▶ **Set exercise**:
Rewrite the rows starting with the line that contains "abs-value-uv: uv <box>133 442 177 482</box>" and going on through the line that contains "abs-value-wa: wa <box>410 224 463 264</box>", with "operator" replaced by "symbol" and everything else left unchanged.

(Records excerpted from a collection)
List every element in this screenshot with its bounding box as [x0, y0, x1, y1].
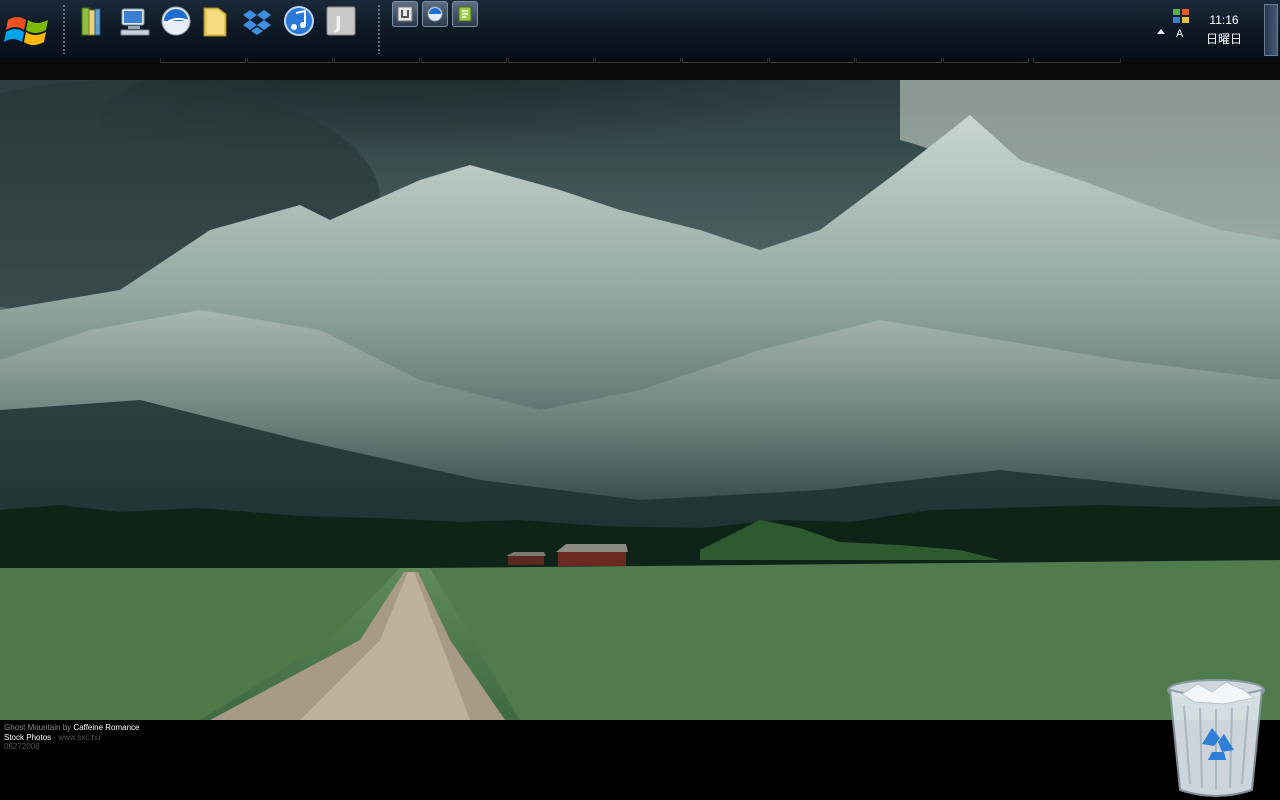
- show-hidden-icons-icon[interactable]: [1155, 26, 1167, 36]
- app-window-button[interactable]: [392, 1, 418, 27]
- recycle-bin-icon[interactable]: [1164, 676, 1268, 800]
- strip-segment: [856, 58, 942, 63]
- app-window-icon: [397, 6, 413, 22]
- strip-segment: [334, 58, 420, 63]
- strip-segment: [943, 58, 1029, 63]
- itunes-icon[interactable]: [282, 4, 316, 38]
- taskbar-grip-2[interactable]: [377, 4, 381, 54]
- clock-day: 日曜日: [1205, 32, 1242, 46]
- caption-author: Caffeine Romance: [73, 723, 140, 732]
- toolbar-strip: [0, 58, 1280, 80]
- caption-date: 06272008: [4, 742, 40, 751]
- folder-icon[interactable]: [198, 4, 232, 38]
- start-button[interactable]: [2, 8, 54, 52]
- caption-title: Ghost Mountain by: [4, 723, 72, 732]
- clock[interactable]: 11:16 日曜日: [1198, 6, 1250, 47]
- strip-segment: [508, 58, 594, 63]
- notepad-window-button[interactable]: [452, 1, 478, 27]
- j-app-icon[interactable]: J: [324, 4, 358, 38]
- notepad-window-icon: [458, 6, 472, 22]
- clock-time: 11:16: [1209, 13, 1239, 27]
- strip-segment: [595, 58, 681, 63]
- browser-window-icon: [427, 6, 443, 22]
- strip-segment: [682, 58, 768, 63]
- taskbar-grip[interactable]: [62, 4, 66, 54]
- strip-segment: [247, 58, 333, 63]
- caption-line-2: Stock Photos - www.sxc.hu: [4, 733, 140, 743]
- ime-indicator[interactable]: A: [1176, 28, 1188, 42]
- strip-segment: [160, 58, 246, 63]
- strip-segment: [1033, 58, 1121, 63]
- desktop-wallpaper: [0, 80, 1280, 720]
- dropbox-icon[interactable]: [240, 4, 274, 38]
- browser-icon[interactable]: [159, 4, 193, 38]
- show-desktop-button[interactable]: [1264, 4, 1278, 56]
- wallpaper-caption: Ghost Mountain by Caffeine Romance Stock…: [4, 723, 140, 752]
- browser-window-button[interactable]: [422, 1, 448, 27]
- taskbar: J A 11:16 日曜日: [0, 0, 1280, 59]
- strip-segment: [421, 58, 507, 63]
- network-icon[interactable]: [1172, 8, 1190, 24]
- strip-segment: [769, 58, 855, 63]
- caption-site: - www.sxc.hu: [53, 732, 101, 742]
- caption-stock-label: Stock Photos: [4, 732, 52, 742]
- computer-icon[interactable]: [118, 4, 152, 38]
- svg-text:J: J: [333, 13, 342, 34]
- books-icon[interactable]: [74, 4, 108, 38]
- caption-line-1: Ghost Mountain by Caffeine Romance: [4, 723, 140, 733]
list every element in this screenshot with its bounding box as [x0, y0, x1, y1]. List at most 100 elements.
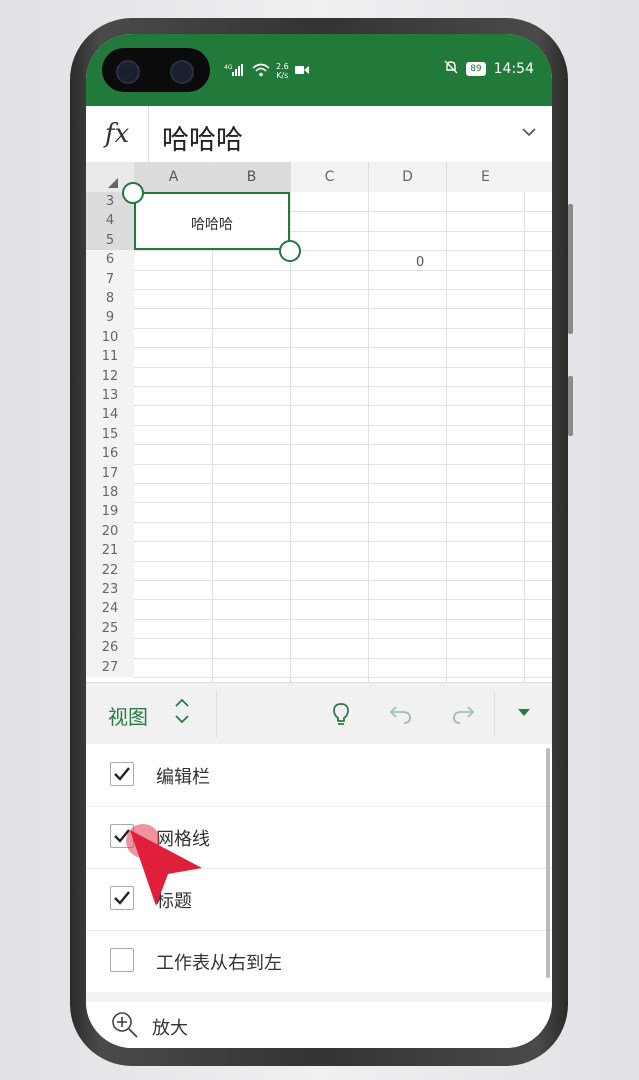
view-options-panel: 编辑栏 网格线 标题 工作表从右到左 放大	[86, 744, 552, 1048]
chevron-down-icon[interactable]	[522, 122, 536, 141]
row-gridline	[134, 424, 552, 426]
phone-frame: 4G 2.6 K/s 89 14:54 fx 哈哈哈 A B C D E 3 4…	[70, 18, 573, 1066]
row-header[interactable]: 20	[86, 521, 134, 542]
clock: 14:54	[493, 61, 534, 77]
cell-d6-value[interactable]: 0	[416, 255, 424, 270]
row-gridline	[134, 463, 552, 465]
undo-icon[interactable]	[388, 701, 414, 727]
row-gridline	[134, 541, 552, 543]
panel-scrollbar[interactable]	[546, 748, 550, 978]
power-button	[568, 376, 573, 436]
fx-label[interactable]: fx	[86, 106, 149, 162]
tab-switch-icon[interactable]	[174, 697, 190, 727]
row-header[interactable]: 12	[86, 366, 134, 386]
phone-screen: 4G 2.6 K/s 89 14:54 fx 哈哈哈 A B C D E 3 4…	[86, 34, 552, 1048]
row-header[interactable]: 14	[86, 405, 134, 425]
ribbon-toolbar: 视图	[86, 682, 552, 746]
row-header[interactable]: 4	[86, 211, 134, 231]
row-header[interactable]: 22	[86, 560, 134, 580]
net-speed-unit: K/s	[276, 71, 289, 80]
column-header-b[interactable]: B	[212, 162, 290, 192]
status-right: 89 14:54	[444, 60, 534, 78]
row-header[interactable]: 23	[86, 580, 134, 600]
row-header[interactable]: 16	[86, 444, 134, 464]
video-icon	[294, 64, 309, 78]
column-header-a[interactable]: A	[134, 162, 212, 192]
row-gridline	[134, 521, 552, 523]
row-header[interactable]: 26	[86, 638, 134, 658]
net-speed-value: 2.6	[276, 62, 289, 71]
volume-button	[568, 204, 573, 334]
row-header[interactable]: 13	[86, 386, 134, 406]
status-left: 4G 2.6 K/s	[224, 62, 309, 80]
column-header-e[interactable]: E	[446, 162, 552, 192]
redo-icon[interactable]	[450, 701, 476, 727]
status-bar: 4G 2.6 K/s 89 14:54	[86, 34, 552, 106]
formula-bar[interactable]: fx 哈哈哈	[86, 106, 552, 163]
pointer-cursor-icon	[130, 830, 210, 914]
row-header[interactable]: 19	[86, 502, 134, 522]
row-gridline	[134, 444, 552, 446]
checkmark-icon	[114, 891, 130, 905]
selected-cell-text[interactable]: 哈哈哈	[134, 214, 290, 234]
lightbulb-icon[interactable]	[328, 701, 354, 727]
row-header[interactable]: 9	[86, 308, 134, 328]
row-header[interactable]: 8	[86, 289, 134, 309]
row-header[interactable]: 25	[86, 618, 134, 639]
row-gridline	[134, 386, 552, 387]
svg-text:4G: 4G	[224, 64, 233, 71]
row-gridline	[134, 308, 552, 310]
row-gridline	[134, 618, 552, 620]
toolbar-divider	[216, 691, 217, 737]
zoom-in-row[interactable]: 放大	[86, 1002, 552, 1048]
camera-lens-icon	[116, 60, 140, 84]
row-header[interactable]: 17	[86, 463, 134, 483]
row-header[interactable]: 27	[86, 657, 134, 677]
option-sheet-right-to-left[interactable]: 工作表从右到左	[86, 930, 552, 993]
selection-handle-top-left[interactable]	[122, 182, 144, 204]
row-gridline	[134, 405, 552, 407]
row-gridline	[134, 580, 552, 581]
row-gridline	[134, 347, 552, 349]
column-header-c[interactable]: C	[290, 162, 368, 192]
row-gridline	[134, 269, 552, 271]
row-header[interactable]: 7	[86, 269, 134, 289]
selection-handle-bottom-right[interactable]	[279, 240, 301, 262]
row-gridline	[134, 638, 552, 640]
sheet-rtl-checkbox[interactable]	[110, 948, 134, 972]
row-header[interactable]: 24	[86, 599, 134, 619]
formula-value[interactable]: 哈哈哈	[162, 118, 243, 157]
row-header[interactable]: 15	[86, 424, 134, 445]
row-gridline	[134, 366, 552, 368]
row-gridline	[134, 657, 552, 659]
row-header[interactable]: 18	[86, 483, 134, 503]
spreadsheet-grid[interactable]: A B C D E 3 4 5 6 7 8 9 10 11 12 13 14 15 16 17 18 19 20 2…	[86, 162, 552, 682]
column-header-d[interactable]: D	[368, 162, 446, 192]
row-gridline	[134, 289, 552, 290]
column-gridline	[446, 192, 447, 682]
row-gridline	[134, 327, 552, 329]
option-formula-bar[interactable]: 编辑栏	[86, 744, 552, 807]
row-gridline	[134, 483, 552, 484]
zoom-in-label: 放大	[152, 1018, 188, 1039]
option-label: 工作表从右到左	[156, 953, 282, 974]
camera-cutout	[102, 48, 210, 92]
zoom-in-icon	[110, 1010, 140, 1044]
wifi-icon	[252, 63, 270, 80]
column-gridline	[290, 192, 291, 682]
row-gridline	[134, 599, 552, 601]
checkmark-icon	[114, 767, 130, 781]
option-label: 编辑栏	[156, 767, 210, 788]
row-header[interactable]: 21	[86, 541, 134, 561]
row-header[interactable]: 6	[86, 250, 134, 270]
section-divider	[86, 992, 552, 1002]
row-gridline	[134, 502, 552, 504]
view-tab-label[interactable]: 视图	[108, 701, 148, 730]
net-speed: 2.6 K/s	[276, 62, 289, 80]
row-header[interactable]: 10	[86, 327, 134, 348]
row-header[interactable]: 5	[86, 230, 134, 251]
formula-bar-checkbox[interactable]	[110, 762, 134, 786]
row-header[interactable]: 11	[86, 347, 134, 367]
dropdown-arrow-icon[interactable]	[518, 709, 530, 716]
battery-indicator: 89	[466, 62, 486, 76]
==
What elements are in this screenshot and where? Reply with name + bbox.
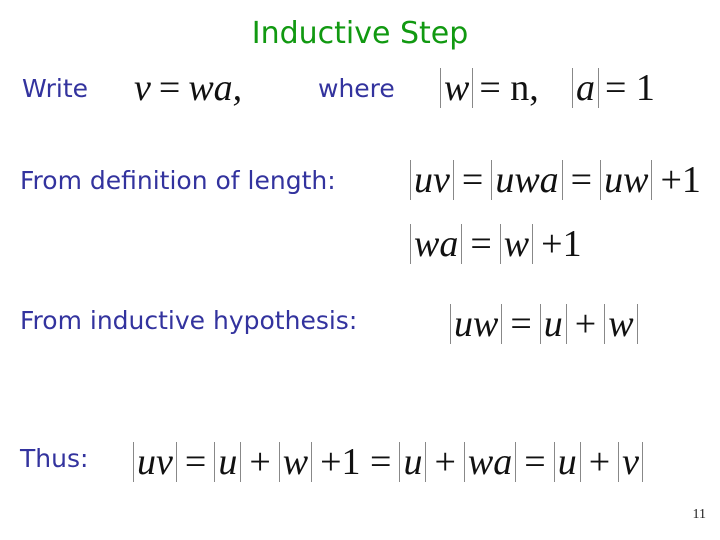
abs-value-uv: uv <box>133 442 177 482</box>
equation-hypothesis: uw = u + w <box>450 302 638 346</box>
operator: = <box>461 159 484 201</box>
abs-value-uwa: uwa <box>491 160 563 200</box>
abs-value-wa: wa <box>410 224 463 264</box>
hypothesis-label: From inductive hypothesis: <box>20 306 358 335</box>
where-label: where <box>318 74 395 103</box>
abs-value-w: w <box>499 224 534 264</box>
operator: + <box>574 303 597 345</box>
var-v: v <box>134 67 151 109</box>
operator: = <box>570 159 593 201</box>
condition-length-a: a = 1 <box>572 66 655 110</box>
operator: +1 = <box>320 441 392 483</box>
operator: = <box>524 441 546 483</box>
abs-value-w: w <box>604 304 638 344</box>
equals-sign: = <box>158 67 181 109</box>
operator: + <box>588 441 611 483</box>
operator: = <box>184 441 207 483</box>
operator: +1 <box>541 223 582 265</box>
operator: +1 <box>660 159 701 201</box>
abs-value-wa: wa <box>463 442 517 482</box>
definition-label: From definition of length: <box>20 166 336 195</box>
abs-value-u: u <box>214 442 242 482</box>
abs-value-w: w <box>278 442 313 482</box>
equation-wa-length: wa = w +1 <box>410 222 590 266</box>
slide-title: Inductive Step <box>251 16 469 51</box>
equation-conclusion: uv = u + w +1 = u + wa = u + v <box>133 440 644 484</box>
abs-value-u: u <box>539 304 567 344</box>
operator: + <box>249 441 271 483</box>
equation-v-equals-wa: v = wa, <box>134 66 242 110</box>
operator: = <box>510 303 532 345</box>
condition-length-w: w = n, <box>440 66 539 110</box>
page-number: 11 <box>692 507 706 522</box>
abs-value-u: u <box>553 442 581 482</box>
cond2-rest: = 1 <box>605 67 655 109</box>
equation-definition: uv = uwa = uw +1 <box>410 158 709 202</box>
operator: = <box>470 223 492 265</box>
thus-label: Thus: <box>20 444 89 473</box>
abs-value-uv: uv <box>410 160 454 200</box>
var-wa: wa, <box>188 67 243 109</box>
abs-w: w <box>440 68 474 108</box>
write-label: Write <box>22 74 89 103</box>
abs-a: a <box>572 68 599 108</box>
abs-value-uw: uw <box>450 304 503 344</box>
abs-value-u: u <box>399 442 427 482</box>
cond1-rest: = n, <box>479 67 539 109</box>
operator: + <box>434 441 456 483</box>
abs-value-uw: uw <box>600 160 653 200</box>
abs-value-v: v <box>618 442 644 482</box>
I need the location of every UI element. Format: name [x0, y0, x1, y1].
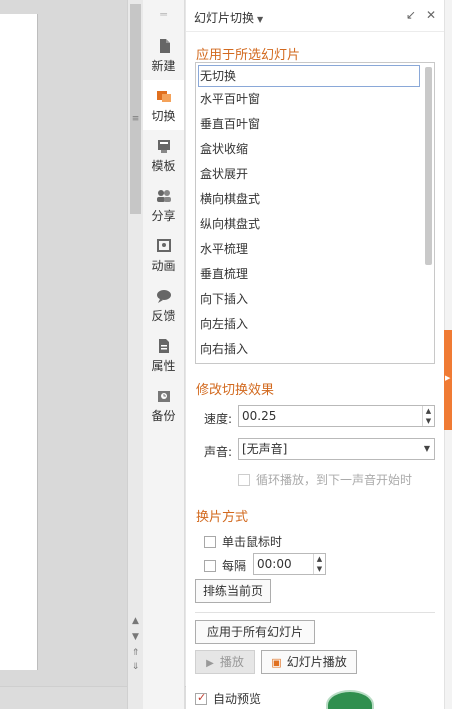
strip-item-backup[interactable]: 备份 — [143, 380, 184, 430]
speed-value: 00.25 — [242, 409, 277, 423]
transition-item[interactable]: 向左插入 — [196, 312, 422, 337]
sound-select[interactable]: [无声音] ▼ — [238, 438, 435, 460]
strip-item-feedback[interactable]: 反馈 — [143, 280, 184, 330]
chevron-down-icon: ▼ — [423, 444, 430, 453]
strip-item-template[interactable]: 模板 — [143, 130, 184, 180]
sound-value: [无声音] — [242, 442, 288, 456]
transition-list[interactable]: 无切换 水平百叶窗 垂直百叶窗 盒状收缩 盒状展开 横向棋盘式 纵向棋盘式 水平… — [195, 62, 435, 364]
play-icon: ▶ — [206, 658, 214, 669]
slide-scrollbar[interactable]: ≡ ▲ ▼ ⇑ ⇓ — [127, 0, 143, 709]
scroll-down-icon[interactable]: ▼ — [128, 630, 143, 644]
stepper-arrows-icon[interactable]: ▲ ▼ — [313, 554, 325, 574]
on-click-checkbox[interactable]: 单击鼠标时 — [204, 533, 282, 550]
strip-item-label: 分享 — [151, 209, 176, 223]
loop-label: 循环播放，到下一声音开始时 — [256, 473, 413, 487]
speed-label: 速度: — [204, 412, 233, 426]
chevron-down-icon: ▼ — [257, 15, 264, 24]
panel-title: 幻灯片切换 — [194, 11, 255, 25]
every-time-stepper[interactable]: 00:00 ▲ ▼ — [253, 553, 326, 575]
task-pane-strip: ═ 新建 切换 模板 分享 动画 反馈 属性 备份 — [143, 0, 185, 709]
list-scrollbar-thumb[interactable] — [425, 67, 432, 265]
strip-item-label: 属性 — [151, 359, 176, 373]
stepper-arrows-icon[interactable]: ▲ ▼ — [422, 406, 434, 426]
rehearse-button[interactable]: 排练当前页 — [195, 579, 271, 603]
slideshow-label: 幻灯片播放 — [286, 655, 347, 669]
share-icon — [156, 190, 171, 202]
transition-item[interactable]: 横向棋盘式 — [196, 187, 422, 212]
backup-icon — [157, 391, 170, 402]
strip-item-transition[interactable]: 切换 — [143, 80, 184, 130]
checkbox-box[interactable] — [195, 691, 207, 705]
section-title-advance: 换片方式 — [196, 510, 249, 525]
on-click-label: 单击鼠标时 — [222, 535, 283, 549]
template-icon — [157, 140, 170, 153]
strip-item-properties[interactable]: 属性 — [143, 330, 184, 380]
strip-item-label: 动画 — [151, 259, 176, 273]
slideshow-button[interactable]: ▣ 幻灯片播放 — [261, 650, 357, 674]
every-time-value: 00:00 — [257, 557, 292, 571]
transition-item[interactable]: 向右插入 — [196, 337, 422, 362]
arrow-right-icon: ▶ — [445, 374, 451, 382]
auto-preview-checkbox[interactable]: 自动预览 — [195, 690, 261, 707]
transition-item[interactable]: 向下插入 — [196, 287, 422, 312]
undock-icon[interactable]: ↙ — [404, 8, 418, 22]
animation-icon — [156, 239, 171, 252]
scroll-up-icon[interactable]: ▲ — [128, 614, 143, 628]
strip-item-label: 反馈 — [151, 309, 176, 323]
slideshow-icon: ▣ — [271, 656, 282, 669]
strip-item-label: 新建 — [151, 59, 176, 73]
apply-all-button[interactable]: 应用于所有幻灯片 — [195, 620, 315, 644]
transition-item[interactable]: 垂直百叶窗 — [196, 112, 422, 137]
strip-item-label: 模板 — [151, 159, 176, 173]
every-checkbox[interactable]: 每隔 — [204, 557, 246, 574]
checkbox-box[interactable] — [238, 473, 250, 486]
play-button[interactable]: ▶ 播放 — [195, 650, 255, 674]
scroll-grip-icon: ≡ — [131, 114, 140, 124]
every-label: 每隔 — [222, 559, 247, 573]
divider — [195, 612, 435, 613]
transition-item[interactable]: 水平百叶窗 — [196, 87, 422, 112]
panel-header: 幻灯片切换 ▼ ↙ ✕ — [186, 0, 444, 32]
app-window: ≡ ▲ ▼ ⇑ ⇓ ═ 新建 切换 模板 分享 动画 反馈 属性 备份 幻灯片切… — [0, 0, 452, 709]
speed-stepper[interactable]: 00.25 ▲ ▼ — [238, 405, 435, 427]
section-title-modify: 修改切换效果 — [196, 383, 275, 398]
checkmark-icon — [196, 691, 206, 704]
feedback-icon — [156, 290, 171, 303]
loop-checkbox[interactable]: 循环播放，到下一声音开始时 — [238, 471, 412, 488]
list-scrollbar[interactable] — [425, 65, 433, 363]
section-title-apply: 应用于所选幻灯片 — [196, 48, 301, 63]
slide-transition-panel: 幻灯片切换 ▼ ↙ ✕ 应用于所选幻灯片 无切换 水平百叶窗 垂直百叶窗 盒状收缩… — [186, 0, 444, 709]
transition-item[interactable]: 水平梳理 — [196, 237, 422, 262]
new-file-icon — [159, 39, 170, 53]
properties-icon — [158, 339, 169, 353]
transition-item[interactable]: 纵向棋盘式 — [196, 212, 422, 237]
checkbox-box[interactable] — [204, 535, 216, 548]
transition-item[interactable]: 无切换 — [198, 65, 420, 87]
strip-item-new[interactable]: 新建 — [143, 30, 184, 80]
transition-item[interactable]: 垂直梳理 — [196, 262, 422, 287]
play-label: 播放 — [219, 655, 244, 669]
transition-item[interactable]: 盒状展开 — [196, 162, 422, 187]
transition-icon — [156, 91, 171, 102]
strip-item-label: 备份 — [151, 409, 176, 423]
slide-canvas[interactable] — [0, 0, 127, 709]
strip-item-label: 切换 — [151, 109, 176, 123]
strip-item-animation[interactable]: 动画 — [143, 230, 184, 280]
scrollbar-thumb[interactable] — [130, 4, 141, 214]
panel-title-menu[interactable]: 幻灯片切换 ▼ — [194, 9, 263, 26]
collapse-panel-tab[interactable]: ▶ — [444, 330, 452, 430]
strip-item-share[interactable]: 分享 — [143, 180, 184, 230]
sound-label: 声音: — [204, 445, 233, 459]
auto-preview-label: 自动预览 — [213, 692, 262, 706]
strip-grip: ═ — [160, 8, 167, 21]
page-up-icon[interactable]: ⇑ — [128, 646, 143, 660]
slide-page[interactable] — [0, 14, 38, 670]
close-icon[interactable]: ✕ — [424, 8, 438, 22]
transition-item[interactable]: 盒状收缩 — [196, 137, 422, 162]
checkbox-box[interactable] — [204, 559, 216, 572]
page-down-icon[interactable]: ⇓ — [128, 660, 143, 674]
* * *
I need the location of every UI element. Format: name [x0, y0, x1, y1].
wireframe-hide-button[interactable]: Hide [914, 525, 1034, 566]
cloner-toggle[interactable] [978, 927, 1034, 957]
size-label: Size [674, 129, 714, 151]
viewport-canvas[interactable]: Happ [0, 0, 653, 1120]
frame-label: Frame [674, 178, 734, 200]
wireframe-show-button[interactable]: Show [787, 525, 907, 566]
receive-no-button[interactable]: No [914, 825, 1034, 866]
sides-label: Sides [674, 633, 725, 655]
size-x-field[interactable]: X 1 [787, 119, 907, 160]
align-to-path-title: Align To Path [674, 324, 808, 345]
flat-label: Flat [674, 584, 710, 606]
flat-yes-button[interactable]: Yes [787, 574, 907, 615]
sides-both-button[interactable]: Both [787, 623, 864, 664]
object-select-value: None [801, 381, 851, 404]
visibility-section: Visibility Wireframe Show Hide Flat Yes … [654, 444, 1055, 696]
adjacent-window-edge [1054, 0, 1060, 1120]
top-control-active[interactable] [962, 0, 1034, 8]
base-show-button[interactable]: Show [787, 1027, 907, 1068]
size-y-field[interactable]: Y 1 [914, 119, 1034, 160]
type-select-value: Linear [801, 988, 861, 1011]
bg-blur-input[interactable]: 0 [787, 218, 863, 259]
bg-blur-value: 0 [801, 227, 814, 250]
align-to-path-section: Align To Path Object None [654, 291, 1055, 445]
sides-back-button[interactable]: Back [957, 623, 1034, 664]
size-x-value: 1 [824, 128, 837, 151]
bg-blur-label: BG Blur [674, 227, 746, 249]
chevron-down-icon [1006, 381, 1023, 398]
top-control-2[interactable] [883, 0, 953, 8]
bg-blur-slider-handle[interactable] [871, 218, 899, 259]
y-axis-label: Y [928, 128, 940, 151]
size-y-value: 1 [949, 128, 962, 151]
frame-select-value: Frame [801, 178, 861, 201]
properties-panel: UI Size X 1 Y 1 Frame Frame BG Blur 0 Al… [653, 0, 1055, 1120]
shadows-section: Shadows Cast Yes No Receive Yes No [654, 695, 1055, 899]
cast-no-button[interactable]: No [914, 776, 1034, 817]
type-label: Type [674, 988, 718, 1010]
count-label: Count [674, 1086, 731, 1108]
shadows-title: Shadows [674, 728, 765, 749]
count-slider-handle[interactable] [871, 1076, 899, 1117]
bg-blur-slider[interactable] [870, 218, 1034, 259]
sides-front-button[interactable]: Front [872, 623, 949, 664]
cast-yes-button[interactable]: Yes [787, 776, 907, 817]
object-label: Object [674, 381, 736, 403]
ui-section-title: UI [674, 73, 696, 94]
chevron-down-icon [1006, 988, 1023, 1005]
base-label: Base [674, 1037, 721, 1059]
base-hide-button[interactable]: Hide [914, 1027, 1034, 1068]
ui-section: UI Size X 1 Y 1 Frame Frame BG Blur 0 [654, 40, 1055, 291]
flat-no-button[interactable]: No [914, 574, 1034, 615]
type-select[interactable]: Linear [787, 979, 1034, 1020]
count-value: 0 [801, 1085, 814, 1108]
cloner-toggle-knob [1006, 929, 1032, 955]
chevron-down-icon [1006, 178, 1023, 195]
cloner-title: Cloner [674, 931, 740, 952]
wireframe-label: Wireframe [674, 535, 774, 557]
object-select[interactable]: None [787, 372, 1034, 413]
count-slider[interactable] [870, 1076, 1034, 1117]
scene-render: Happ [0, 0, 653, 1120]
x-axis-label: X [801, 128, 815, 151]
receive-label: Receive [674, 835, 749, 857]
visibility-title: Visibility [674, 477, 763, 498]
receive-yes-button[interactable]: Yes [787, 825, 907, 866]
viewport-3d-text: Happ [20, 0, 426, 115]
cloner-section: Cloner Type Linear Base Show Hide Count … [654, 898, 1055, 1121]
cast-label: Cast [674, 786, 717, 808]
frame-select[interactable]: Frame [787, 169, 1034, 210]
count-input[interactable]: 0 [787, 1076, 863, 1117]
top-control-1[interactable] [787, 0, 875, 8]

▶ **Answer to the task**:
abs-value-uv: uv <box>133 442 177 482</box>
equation-hypothesis: uw = u + w <box>450 302 638 346</box>
symbol: = <box>461 159 484 201</box>
abs-value-uwa: uwa <box>491 160 563 200</box>
abs-value-wa: wa <box>410 224 463 264</box>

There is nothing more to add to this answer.